Retype all material exactly. Pictures stay out of the copy.

^^^^^^^^

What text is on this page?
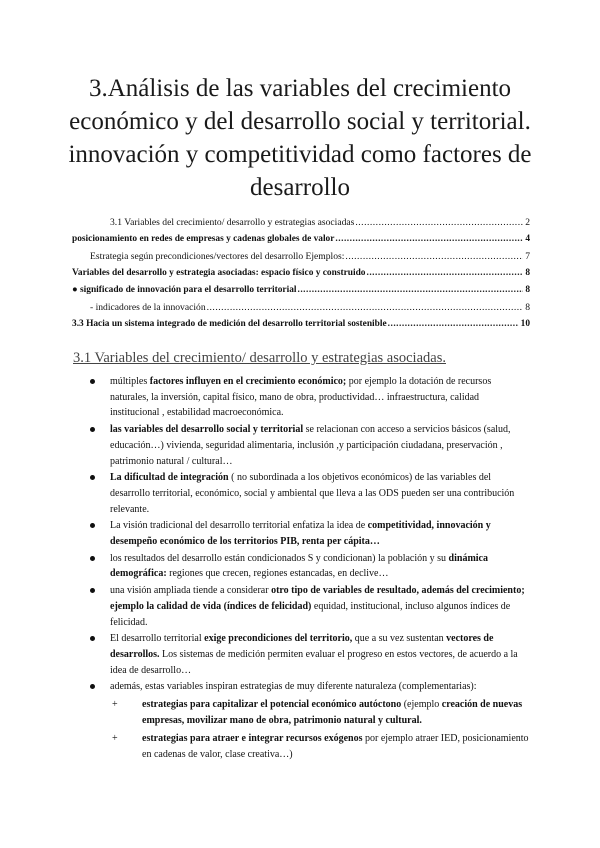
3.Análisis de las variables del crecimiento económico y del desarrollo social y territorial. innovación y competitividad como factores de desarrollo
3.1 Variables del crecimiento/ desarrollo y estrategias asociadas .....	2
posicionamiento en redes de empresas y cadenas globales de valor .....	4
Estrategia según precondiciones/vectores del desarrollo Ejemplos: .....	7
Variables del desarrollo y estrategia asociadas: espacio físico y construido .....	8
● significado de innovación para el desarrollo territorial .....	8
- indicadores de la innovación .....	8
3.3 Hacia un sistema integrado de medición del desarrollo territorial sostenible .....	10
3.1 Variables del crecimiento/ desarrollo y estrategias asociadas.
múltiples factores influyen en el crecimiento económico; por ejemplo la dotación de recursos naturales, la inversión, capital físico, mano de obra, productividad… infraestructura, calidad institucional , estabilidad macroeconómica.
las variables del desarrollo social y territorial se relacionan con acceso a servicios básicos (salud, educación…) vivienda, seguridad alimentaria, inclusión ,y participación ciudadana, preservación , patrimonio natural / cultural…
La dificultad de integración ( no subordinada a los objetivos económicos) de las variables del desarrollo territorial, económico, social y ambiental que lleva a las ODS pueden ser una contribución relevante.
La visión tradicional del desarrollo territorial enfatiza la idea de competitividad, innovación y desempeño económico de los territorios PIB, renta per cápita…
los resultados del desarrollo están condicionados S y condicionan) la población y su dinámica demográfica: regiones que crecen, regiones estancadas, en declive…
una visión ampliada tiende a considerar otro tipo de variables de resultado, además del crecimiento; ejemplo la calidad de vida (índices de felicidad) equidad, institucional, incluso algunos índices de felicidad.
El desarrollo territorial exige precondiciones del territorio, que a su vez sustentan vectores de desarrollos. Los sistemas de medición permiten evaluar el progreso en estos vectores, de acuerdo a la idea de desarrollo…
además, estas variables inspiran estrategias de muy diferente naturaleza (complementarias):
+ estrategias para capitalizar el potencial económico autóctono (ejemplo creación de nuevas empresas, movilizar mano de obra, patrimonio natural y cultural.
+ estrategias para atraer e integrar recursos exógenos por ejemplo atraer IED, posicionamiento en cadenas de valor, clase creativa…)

^^^^^^^^

» **Full answer**
What text is on this page?
3.Análisis de las variables del crecimiento económico y del desarrollo social y territorial. innovación y competitividad como factores de desarrollo
3.1 Variables del crecimiento/ desarrollo y estrategias asociadas .....	2
posicionamiento en redes de empresas y cadenas globales de valor .....	4
Estrategia según precondiciones/vectores del desarrollo Ejemplos: .....	7
Variables del desarrollo y estrategia asociadas: espacio físico y construido .....	8
● significado de innovación para el desarrollo territorial .....	8
- indicadores de la innovación .....	8
3.3 Hacia un sistema integrado de medición del desarrollo territorial sostenible .....	10
3.1 Variables del crecimiento/ desarrollo y estrategias asociadas.
múltiples factores influyen en el crecimiento económico; por ejemplo la dotación de recursos naturales, la inversión, capital físico, mano de obra, productividad… infraestructura, calidad institucional , estabilidad macroeconómica.
las variables del desarrollo social y territorial se relacionan con acceso a servicios básicos (salud, educación…) vivienda, seguridad alimentaria, inclusión ,y participación ciudadana, preservación , patrimonio natural / cultural…
La dificultad de integración ( no subordinada a los objetivos económicos) de las variables del desarrollo territorial, económico, social y ambiental que lleva a las ODS pueden ser una contribución relevante.
La visión tradicional del desarrollo territorial enfatiza la idea de competitividad, innovación y desempeño económico de los territorios PIB, renta per cápita…
los resultados del desarrollo están condicionados S y condicionan) la población y su dinámica demográfica: regiones que crecen, regiones estancadas, en declive…
una visión ampliada tiende a considerar otro tipo de variables de resultado, además del crecimiento; ejemplo la calidad de vida (índices de felicidad) equidad, institucional, incluso algunos índices de felicidad.
El desarrollo territorial exige precondiciones del territorio, que a su vez sustentan vectores de desarrollos. Los sistemas de medición permiten evaluar el progreso en estos vectores, de acuerdo a la idea de desarrollo…
además, estas variables inspiran estrategias de muy diferente naturaleza (complementarias):
+ estrategias para capitalizar el potencial económico autóctono (ejemplo creación de nuevas empresas, movilizar mano de obra, patrimonio natural y cultural.
+ estrategias para atraer e integrar recursos exógenos por ejemplo atraer IED, posicionamiento en cadenas de valor, clase creativa…)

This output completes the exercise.